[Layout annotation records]
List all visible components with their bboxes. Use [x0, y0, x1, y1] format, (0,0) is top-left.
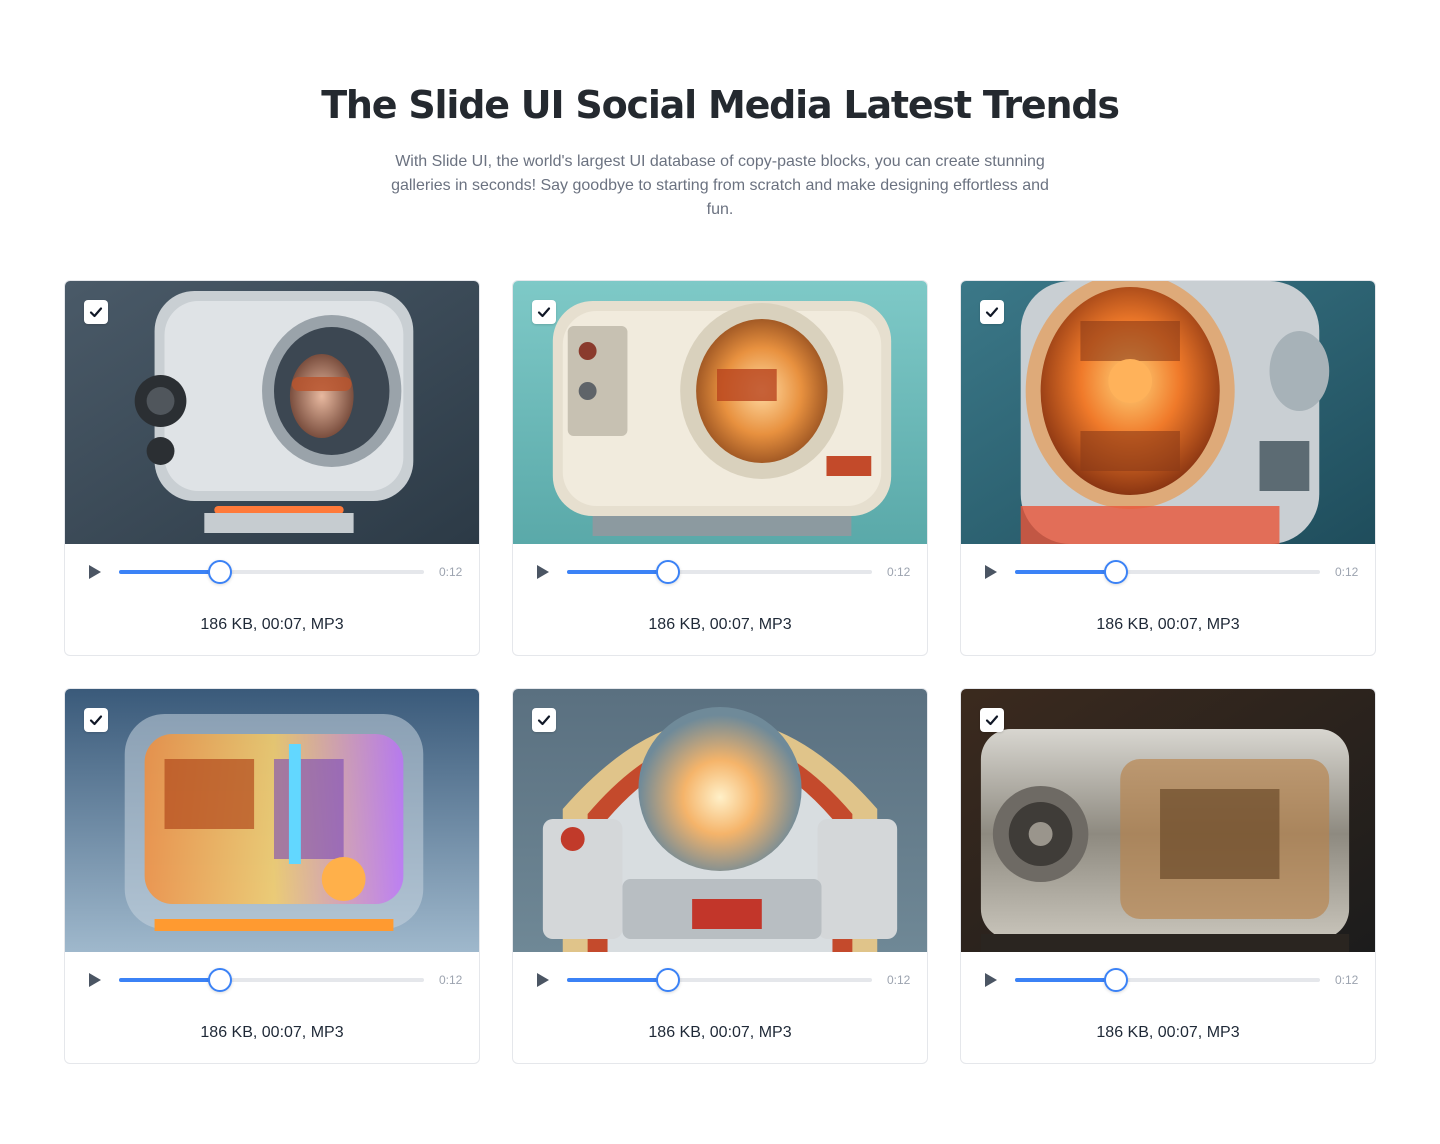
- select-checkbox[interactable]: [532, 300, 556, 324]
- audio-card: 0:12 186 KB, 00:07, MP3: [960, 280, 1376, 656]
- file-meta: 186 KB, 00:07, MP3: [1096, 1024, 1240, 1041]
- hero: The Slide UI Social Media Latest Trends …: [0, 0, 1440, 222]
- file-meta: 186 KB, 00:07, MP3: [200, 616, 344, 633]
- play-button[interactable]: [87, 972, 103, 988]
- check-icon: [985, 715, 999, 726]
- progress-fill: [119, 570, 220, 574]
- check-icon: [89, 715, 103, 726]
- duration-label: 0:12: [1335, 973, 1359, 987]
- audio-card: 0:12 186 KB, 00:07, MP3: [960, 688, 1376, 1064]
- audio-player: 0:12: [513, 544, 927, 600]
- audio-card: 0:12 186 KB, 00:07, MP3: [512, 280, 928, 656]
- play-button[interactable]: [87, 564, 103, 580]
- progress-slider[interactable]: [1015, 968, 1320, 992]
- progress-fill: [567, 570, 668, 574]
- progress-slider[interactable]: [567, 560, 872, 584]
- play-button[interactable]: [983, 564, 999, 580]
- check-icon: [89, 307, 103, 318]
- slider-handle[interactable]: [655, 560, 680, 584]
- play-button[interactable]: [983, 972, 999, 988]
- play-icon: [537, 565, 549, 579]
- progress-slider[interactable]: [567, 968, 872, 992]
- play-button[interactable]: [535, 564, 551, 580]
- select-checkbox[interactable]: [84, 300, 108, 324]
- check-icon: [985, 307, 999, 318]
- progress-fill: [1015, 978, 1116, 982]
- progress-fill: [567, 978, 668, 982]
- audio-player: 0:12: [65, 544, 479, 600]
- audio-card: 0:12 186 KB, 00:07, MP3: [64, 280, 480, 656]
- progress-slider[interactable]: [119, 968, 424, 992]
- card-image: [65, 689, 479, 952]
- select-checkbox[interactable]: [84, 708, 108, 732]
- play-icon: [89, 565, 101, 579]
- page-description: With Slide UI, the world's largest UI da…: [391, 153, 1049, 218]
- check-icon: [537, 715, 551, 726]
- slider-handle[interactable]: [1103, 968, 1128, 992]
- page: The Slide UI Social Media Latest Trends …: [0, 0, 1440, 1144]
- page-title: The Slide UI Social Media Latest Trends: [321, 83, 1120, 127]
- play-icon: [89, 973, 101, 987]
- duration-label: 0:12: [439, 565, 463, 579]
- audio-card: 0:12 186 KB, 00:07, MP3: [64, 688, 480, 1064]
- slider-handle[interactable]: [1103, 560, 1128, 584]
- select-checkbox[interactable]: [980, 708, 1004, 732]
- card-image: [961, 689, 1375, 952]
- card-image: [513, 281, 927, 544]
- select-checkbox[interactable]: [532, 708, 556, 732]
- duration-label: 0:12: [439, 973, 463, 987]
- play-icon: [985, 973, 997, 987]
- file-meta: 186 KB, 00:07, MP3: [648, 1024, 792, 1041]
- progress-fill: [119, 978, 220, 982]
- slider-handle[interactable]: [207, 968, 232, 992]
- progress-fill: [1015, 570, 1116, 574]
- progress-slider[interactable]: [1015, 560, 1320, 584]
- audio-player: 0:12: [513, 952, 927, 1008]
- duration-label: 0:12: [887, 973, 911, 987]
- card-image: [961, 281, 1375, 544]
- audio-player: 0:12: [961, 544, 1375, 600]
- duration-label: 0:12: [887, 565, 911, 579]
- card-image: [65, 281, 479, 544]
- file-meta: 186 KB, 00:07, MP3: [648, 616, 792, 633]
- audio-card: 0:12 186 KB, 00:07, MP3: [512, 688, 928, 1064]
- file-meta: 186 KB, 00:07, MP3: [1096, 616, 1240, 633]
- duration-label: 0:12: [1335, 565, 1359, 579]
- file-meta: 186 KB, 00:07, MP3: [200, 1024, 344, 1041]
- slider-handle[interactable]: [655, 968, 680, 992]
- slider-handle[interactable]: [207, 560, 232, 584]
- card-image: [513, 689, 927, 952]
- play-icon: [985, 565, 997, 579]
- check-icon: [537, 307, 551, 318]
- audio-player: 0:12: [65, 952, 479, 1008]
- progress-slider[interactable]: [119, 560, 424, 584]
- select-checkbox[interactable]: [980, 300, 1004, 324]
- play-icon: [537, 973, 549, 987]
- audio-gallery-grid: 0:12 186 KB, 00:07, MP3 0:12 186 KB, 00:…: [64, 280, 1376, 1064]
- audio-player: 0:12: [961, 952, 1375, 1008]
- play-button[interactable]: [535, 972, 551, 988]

==

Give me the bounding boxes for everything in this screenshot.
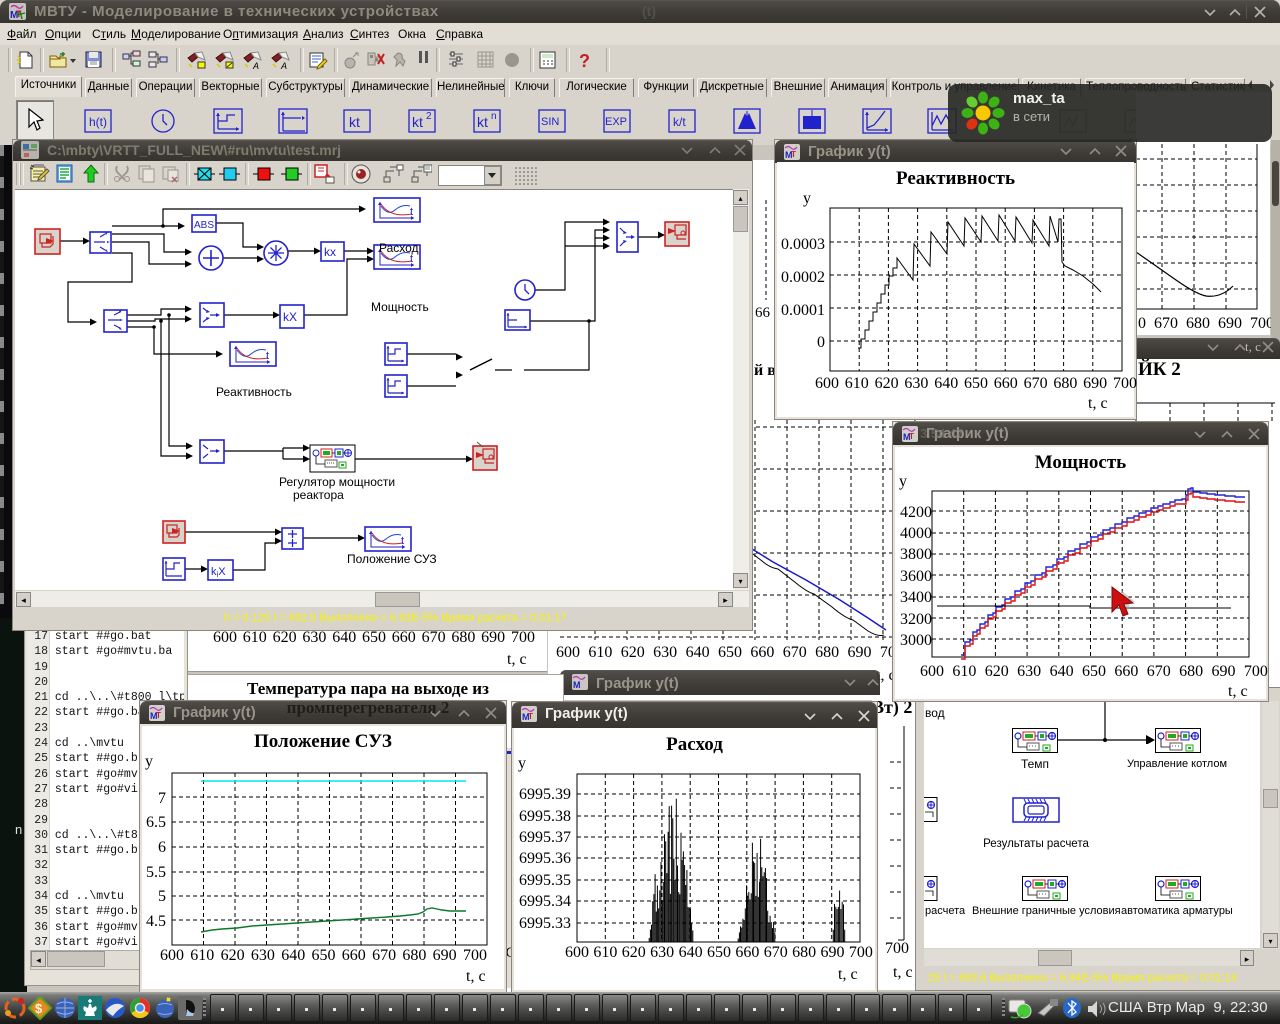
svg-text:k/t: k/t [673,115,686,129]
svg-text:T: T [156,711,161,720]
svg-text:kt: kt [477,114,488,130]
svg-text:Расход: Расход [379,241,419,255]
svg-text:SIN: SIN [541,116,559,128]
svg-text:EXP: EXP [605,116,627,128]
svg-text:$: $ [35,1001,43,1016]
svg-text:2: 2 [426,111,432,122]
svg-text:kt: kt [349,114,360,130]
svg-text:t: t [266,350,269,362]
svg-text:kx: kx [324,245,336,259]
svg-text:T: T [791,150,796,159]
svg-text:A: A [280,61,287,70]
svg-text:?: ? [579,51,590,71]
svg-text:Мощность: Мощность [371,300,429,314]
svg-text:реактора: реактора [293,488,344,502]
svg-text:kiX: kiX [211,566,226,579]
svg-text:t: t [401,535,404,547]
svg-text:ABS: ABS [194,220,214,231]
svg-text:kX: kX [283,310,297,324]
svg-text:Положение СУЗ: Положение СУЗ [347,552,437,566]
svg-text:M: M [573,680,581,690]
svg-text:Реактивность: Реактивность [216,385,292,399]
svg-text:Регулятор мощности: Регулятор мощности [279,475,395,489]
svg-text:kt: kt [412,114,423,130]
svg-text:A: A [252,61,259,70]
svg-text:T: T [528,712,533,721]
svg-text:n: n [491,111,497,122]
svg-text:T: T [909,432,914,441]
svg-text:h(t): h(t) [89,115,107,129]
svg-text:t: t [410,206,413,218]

==

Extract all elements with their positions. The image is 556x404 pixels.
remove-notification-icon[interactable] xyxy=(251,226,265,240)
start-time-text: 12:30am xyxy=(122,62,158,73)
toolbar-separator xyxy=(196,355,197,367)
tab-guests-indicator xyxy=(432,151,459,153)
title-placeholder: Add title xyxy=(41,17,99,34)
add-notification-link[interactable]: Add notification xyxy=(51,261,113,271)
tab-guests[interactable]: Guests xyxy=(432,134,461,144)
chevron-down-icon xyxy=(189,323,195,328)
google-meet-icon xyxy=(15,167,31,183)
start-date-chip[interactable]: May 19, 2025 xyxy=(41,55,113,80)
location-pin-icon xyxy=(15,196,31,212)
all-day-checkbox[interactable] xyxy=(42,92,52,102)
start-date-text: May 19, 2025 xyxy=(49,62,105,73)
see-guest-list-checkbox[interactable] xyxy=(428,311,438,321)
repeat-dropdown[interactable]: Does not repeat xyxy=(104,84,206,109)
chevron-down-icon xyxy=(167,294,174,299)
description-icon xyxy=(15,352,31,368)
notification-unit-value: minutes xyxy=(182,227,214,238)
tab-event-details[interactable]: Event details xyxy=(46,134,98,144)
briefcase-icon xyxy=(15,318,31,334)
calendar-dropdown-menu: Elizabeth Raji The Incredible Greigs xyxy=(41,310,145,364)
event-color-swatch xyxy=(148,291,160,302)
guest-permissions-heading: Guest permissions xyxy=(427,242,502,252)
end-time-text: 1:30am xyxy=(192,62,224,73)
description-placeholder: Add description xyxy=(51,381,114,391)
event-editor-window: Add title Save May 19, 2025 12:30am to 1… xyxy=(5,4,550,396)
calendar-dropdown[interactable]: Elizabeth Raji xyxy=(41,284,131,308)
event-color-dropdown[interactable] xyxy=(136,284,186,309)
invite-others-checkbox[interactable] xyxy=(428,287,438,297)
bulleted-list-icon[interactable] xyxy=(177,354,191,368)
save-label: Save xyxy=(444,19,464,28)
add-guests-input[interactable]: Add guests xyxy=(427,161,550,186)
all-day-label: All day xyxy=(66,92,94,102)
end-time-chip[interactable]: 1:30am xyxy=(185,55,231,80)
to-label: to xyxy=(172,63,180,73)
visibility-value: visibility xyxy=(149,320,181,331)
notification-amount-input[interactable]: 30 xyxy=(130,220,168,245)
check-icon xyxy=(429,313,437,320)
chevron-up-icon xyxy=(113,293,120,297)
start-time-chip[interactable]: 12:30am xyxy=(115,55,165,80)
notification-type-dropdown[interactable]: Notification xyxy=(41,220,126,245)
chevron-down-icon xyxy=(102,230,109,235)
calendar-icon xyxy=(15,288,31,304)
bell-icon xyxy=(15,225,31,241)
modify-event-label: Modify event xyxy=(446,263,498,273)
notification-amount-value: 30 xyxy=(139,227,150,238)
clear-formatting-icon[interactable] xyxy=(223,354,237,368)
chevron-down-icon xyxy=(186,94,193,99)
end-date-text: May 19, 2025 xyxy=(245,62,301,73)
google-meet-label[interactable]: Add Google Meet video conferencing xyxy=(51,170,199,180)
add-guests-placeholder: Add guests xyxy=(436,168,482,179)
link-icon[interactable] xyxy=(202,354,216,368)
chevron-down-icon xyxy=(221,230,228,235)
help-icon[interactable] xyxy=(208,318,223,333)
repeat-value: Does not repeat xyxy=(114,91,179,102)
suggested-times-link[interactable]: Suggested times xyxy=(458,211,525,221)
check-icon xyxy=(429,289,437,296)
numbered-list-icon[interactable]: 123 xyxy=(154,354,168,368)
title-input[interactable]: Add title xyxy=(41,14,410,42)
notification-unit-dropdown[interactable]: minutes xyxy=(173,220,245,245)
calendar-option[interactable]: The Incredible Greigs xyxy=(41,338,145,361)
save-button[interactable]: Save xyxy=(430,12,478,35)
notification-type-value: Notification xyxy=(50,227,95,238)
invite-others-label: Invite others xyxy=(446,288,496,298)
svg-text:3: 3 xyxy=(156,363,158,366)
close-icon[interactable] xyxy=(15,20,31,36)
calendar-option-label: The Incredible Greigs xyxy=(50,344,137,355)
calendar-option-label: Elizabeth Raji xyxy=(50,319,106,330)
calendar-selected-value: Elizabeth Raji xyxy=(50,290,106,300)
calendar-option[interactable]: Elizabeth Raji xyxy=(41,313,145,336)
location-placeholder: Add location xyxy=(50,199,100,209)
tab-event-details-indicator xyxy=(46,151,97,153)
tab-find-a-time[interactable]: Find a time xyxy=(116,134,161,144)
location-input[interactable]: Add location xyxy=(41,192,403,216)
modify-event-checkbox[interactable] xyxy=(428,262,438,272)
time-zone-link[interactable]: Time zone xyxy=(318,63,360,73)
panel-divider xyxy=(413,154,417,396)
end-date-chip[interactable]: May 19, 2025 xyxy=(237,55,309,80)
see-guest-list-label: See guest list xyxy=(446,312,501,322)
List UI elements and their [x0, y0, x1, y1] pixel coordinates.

### AIM
Put the lines of the data from the line with "Extract all elements" to the line with "add-notification-link[interactable]: Add notification" into a JSON list of strings, one string per line, leaving out any blank lines.

### SOLUTION TO THIS EXERCISE
[
  "Extract all elements with their positions. The image is 556x404 pixels.",
  "remove-notification-icon[interactable] xyxy=(251,226,265,240)",
  "start-time-text: 12:30am xyxy=(122,62,158,73)",
  "toolbar-separator xyxy=(196,355,197,367)",
  "tab-guests-indicator xyxy=(432,151,459,153)",
  "title-placeholder: Add title xyxy=(41,17,99,34)",
  "add-notification-link[interactable]: Add notification xyxy=(51,261,113,271)"
]